• Task description:
Records follow. Copy every line with "text".

== Records supplied ==

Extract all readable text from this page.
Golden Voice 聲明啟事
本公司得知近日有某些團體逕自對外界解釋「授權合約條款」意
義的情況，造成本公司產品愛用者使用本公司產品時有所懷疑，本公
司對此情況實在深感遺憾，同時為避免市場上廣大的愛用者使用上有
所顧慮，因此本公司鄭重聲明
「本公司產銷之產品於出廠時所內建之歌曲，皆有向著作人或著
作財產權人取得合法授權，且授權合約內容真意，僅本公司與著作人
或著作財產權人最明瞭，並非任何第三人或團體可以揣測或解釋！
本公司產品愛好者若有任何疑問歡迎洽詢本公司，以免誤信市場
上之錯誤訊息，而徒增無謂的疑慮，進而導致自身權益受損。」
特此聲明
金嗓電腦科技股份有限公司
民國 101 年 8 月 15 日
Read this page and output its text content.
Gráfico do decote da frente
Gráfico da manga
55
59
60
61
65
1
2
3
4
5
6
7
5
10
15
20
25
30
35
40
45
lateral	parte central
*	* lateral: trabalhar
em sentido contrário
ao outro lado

===

• Task output:
Extract all readable text from this page.
Read this page and output its text content.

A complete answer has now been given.